Records
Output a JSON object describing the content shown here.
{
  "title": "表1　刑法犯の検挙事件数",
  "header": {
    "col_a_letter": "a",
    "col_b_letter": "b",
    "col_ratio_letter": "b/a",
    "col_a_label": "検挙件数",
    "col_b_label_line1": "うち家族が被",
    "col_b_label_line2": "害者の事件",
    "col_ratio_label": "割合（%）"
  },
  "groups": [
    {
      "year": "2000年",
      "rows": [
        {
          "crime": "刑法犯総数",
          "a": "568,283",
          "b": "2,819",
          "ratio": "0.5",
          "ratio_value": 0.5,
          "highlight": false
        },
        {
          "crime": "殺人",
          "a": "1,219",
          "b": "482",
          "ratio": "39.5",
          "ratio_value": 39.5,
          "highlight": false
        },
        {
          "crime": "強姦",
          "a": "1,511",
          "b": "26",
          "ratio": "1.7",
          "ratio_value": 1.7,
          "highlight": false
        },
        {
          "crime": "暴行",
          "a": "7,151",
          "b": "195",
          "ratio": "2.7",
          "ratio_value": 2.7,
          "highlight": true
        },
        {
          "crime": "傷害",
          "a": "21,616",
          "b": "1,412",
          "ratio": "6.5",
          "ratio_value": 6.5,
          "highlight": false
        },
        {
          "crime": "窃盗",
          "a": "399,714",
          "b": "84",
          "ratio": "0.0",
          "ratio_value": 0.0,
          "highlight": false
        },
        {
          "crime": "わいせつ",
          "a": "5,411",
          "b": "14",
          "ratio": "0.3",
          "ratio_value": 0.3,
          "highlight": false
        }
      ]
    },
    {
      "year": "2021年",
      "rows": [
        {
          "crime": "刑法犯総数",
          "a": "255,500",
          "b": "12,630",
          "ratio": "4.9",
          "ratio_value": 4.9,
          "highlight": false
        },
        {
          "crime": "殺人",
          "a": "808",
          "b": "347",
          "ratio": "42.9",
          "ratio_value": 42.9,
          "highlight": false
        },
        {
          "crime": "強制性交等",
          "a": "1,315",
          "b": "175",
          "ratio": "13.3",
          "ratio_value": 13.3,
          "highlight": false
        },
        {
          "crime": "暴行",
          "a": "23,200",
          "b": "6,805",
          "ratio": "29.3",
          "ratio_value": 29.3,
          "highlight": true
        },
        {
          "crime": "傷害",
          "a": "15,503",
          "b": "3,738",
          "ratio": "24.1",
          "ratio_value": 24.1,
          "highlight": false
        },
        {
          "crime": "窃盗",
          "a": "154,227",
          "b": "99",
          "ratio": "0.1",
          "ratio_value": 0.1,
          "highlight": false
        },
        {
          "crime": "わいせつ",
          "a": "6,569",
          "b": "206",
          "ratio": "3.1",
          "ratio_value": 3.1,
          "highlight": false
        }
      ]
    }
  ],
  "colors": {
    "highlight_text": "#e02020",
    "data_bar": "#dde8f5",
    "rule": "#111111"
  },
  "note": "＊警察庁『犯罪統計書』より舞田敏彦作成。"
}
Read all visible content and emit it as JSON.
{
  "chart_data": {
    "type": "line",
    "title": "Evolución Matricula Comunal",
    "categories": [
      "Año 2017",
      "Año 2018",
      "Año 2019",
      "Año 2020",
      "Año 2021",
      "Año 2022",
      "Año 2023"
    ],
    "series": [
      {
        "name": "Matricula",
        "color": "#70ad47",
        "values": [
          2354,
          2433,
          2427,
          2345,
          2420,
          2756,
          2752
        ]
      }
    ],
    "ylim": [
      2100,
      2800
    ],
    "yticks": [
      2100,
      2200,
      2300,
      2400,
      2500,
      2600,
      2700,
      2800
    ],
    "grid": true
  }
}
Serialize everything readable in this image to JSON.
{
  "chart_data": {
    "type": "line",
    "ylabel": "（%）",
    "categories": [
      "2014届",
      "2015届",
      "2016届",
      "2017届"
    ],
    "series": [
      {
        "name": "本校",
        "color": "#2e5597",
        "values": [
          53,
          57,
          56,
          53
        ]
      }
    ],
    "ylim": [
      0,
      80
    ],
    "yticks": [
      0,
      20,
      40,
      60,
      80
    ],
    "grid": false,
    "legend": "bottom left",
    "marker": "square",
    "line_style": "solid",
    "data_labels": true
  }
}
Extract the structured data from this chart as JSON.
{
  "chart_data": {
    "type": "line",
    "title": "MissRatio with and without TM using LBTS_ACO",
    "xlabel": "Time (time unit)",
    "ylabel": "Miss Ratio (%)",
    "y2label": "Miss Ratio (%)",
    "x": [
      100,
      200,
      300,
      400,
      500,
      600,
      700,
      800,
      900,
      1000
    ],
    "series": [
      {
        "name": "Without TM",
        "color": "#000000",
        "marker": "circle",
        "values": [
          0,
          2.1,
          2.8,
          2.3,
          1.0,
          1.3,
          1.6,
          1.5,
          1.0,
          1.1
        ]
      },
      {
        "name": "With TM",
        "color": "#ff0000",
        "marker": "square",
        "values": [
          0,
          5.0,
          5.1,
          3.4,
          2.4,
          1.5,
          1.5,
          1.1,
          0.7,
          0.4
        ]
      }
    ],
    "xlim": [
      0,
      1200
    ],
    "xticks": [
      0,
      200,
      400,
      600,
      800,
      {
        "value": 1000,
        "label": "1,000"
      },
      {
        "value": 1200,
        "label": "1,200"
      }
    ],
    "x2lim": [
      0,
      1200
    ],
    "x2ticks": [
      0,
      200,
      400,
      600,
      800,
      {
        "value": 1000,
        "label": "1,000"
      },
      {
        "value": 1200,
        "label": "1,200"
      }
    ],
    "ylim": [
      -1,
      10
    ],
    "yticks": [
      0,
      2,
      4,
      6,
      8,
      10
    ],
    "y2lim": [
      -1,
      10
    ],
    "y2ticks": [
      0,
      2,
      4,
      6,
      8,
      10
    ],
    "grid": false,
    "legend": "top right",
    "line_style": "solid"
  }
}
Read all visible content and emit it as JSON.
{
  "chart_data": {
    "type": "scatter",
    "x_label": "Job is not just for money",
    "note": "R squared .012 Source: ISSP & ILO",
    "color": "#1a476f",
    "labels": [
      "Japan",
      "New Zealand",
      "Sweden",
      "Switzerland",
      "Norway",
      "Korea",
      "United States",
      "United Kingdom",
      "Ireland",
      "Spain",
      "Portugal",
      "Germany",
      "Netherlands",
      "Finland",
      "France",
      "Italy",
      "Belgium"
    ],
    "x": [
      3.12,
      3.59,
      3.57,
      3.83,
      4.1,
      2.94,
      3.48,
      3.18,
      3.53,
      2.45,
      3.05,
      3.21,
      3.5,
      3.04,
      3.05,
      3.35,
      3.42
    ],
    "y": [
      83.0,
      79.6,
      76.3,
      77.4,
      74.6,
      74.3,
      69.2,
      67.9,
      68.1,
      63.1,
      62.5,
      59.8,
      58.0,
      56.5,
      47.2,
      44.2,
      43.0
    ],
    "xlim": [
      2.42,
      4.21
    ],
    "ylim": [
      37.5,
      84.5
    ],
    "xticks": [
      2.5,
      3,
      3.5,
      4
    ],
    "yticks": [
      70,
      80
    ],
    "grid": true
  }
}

**Instructions to follow**
Your task is to retype all of the records exactly.

**Output below**
Output a JSON object describing the content shown here.
{
  "title": "表1　刑法犯の検挙事件数",
  "header": {
    "col_a_letter": "a",
    "col_b_letter": "b",
    "col_ratio_letter": "b/a",
    "col_a_label": "検挙件数",
    "col_b_label_line1": "うち家族が被",
    "col_b_label_line2": "害者の事件",
    "col_ratio_label": "割合（%）"
  },
  "groups": [
    {
      "year": "2000年",
      "rows": [
        {
          "crime": "刑法犯総数",
          "a": "568,283",
          "b": "2,819",
          "ratio": "0.5",
          "ratio_value": 0.5,
          "highlight": false
        },
        {
          "crime": "殺人",
          "a": "1,219",
          "b": "482",
          "ratio": "39.5",
          "ratio_value": 39.5,
          "highlight": false
        },
        {
          "crime": "強姦",
          "a": "1,511",
          "b": "26",
          "ratio": "1.7",
          "ratio_value": 1.7,
          "highlight": false
        },
        {
          "crime": "暴行",
          "a": "7,151",
          "b": "195",
          "ratio": "2.7",
          "ratio_value": 2.7,
          "highlight": true
        },
        {
          "crime": "傷害",
          "a": "21,616",
          "b": "1,412",
          "ratio": "6.5",
          "ratio_value": 6.5,
          "highlight": false
        },
        {
          "crime": "窃盗",
          "a": "399,714",
          "b": "84",
          "ratio": "0.0",
          "ratio_value": 0.0,
          "highlight": false
        },
        {
          "crime": "わいせつ",
          "a": "5,411",
          "b": "14",
          "ratio": "0.3",
          "ratio_value": 0.3,
          "highlight": false
        }
      ]
    },
    {
      "year": "2021年",
      "rows": [
        {
          "crime": "刑法犯総数",
          "a": "255,500",
          "b": "12,630",
          "ratio": "4.9",
          "ratio_value": 4.9,
          "highlight": false
        },
        {
          "crime": "殺人",
          "a": "808",
          "b": "347",
          "ratio": "42.9",
          "ratio_value": 42.9,
          "highlight": false
        },
        {
          "crime": "強制性交等",
          "a": "1,315",
          "b": "175",
          "ratio": "13.3",
          "ratio_value": 13.3,
          "highlight": false
        },
        {
          "crime": "暴行",
          "a": "23,200",
          "b": "6,805",
          "ratio": "29.3",
          "ratio_value": 29.3,
          "highlight": true
        },
        {
          "crime": "傷害",
          "a": "15,503",
          "b": "3,738",
          "ratio": "24.1",
          "ratio_value": 24.1,
          "highlight": false
        },
        {
          "crime": "窃盗",
          "a": "154,227",
          "b": "99",
          "ratio": "0.1",
          "ratio_value": 0.1,
          "highlight": false
        },
        {
          "crime": "わいせつ",
          "a": "6,569",
          "b": "206",
          "ratio": "3.1",
          "ratio_value": 3.1,
          "highlight": false
        }
      ]
    }
  ],
  "colors": {
    "highlight_text": "#e02020",
    "data_bar": "#dde8f5",
    "rule": "#111111"
  },
  "note": "＊警察庁『犯罪統計書』より舞田敏彦作成。"
}
Read all visible content and emit it as JSON.
{
  "chart_data": {
    "type": "line",
    "title": "Evolución Matricula Comunal",
    "categories": [
      "Año 2017",
      "Año 2018",
      "Año 2019",
      "Año 2020",
      "Año 2021",
      "Año 2022",
      "Año 2023"
    ],
    "series": [
      {
        "name": "Matricula",
        "color": "#70ad47",
        "values": [
          2354,
          2433,
          2427,
          2345,
          2420,
          2756,
          2752
        ]
      }
    ],
    "ylim": [
      2100,
      2800
    ],
    "yticks": [
      2100,
      2200,
      2300,
      2400,
      2500,
      2600,
      2700,
      2800
    ],
    "grid": true
  }
}
Serialize everything readable in this image to JSON.
{
  "chart_data": {
    "type": "line",
    "ylabel": "（%）",
    "categories": [
      "2014届",
      "2015届",
      "2016届",
      "2017届"
    ],
    "series": [
      {
        "name": "本校",
        "color": "#2e5597",
        "values": [
          53,
          57,
          56,
          53
        ]
      }
    ],
    "ylim": [
      0,
      80
    ],
    "yticks": [
      0,
      20,
      40,
      60,
      80
    ],
    "grid": false,
    "legend": "bottom left",
    "marker": "square",
    "line_style": "solid",
    "data_labels": true
  }
}
Extract the structured data from this chart as JSON.
{
  "chart_data": {
    "type": "line",
    "title": "MissRatio with and without TM using LBTS_ACO",
    "xlabel": "Time (time unit)",
    "ylabel": "Miss Ratio (%)",
    "y2label": "Miss Ratio (%)",
    "x": [
      100,
      200,
      300,
      400,
      500,
      600,
      700,
      800,
      900,
      1000
    ],
    "series": [
      {
        "name": "Without TM",
        "color": "#000000",
        "marker": "circle",
        "values": [
          0,
          2.1,
          2.8,
          2.3,
          1.0,
          1.3,
          1.6,
          1.5,
          1.0,
          1.1
        ]
      },
      {
        "name": "With TM",
        "color": "#ff0000",
        "marker": "square",
        "values": [
          0,
          5.0,
          5.1,
          3.4,
          2.4,
          1.5,
          1.5,
          1.1,
          0.7,
          0.4
        ]
      }
    ],
    "xlim": [
      0,
      1200
    ],
    "xticks": [
      0,
      200,
      400,
      600,
      800,
      {
        "value": 1000,
        "label": "1,000"
      },
      {
        "value": 1200,
        "label": "1,200"
      }
    ],
    "x2lim": [
      0,
      1200
    ],
    "x2ticks": [
      0,
      200,
      400,
      600,
      800,
      {
        "value": 1000,
        "label": "1,000"
      },
      {
        "value": 1200,
        "label": "1,200"
      }
    ],
    "ylim": [
      -1,
      10
    ],
    "yticks": [
      0,
      2,
      4,
      6,
      8,
      10
    ],
    "y2lim": [
      -1,
      10
    ],
    "y2ticks": [
      0,
      2,
      4,
      6,
      8,
      10
    ],
    "grid": false,
    "legend": "top right",
    "line_style": "solid"
  }
}
Read all visible content and emit it as JSON.
{
  "chart_data": {
    "type": "scatter",
    "x_label": "Job is not just for money",
    "note": "R squared .012 Source: ISSP & ILO",
    "color": "#1a476f",
    "labels": [
      "Japan",
      "New Zealand",
      "Sweden",
      "Switzerland",
      "Norway",
      "Korea",
      "United States",
      "United Kingdom",
      "Ireland",
      "Spain",
      "Portugal",
      "Germany",
      "Netherlands",
      "Finland",
      "France",
      "Italy",
      "Belgium"
    ],
    "x": [
      3.12,
      3.59,
      3.57,
      3.83,
      4.1,
      2.94,
      3.48,
      3.18,
      3.53,
      2.45,
      3.05,
      3.21,
      3.5,
      3.04,
      3.05,
      3.35,
      3.42
    ],
    "y": [
      83.0,
      79.6,
      76.3,
      77.4,
      74.6,
      74.3,
      69.2,
      67.9,
      68.1,
      63.1,
      62.5,
      59.8,
      58.0,
      56.5,
      47.2,
      44.2,
      43.0
    ],
    "xlim": [
      2.42,
      4.21
    ],
    "ylim": [
      37.5,
      84.5
    ],
    "xticks": [
      2.5,
      3,
      3.5,
      4
    ],
    "yticks": [
      70,
      80
    ],
    "grid": true
  }
}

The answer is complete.